Exclude all pictures, then copy each of the records exactly as written.

+--

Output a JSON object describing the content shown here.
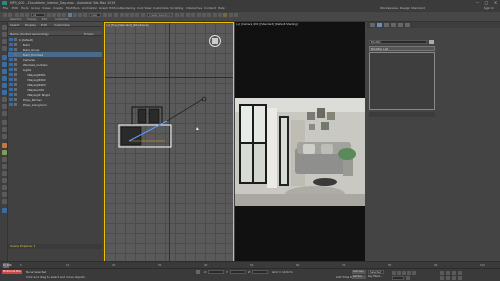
{
  "window": {
    "title": "MP3_000 - Zhoubfarm_Interior_Day.max - Autodesk 3ds Max 2019",
    "min": "─",
    "max": "□",
    "close": "✕"
  },
  "menubar": {
    "items": [
      "File",
      "Edit",
      "Tools",
      "Group",
      "Views",
      "Create",
      "Modifiers",
      "Animation",
      "Graph Editors",
      "Rendering",
      "Civil View",
      "Customize",
      "Scripting",
      "Interactive",
      "Content",
      "Help"
    ],
    "workspace": "Workspaces: Design Standard",
    "signin": "Sign In"
  },
  "toolbar": {
    "view_dropdown": "View",
    "selection_set": "Create Selection Set",
    "ribbon_labels": [
      "Selection",
      "Display",
      "Edit",
      "Customize"
    ]
  },
  "scene_explorer": {
    "tabs": [
      "Select",
      "Display",
      "Edit",
      "Customize"
    ],
    "col_name": "Name (Sorted Ascending)",
    "col_frozen": "Frozen",
    "rows": [
      {
        "label": "0 (default)",
        "indent": 0,
        "selected": false
      },
      {
        "label": "Build",
        "indent": 1,
        "selected": false
      },
      {
        "label": "Build_Group",
        "indent": 1,
        "selected": false
      },
      {
        "label": "Build_Furniture",
        "indent": 1,
        "selected": true
      },
      {
        "label": "Cameras",
        "indent": 1,
        "selected": false
      },
      {
        "label": "Windows_Curtains",
        "indent": 1,
        "selected": false
      },
      {
        "label": "Lights",
        "indent": 1,
        "selected": false
      },
      {
        "label": "VRayLight001",
        "indent": 2,
        "selected": false
      },
      {
        "label": "VRayLight002",
        "indent": 2,
        "selected": false
      },
      {
        "label": "VRayLight003",
        "indent": 2,
        "selected": false
      },
      {
        "label": "VRaySun001",
        "indent": 2,
        "selected": false
      },
      {
        "label": "VRayLight Target",
        "indent": 2,
        "selected": false
      },
      {
        "label": "Props_Kitchen",
        "indent": 1,
        "selected": false
      },
      {
        "label": "Props_Livingroom",
        "indent": 1,
        "selected": false
      }
    ],
    "footer": "Scene Explorer 1"
  },
  "viewport_top": {
    "label": "[+] [Top] [Standard] [Wireframe]"
  },
  "viewport_cam": {
    "label": "[+] [Camera_001] [Standard] [Default Shading]"
  },
  "command_panel": {
    "name_field": "Box002",
    "modifier_list": "Modifier List"
  },
  "timeline": {
    "ticks": [
      "0",
      "10",
      "20",
      "30",
      "40",
      "50",
      "60",
      "70",
      "80",
      "90",
      "100"
    ],
    "frame_counter": "0 / 100"
  },
  "status": {
    "selection": "None Selected",
    "prompt": "Click and drag to select and move objects",
    "maxscript": "MAXScript Mini",
    "x_label": "X:",
    "y_label": "Y:",
    "z_label": "Z:",
    "grid": "Grid = 10.0cm",
    "autokey": "Auto Key",
    "setkey": "Set Key",
    "selected_dd": "Selected",
    "keyfilters": "Key Filters...",
    "add_time_tag": "Add Time Tag"
  }
}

+--

§ **Task output**
Output a JSON object describing the content shown here.
{
  "window": {
    "title": "MP3_000 - Zhoubfarm_Interior_Day.max - Autodesk 3ds Max 2019",
    "min": "─",
    "max": "□",
    "close": "✕"
  },
  "menubar": {
    "items": [
      "File",
      "Edit",
      "Tools",
      "Group",
      "Views",
      "Create",
      "Modifiers",
      "Animation",
      "Graph Editors",
      "Rendering",
      "Civil View",
      "Customize",
      "Scripting",
      "Interactive",
      "Content",
      "Help"
    ],
    "workspace": "Workspaces: Design Standard",
    "signin": "Sign In"
  },
  "toolbar": {
    "view_dropdown": "View",
    "selection_set": "Create Selection Set",
    "ribbon_labels": [
      "Selection",
      "Display",
      "Edit",
      "Customize"
    ]
  },
  "scene_explorer": {
    "tabs": [
      "Select",
      "Display",
      "Edit",
      "Customize"
    ],
    "col_name": "Name (Sorted Ascending)",
    "col_frozen": "Frozen",
    "rows": [
      {
        "label": "0 (default)",
        "indent": 0,
        "selected": false
      },
      {
        "label": "Build",
        "indent": 1,
        "selected": false
      },
      {
        "label": "Build_Group",
        "indent": 1,
        "selected": false
      },
      {
        "label": "Build_Furniture",
        "indent": 1,
        "selected": true
      },
      {
        "label": "Cameras",
        "indent": 1,
        "selected": false
      },
      {
        "label": "Windows_Curtains",
        "indent": 1,
        "selected": false
      },
      {
        "label": "Lights",
        "indent": 1,
        "selected": false
      },
      {
        "label": "VRayLight001",
        "indent": 2,
        "selected": false
      },
      {
        "label": "VRayLight002",
        "indent": 2,
        "selected": false
      },
      {
        "label": "VRayLight003",
        "indent": 2,
        "selected": false
      },
      {
        "label": "VRaySun001",
        "indent": 2,
        "selected": false
      },
      {
        "label": "VRayLight Target",
        "indent": 2,
        "selected": false
      },
      {
        "label": "Props_Kitchen",
        "indent": 1,
        "selected": false
      },
      {
        "label": "Props_Livingroom",
        "indent": 1,
        "selected": false
      }
    ],
    "footer": "Scene Explorer 1"
  },
  "viewport_top": {
    "label": "[+] [Top] [Standard] [Wireframe]"
  },
  "viewport_cam": {
    "label": "[+] [Camera_001] [Standard] [Default Shading]"
  },
  "command_panel": {
    "name_field": "Box002",
    "modifier_list": "Modifier List"
  },
  "timeline": {
    "ticks": [
      "0",
      "10",
      "20",
      "30",
      "40",
      "50",
      "60",
      "70",
      "80",
      "90",
      "100"
    ],
    "frame_counter": "0 / 100"
  },
  "status": {
    "selection": "None Selected",
    "prompt": "Click and drag to select and move objects",
    "maxscript": "MAXScript Mini",
    "x_label": "X:",
    "y_label": "Y:",
    "z_label": "Z:",
    "grid": "Grid = 10.0cm",
    "autokey": "Auto Key",
    "setkey": "Set Key",
    "selected_dd": "Selected",
    "keyfilters": "Key Filters...",
    "add_time_tag": "Add Time Tag"
  }
}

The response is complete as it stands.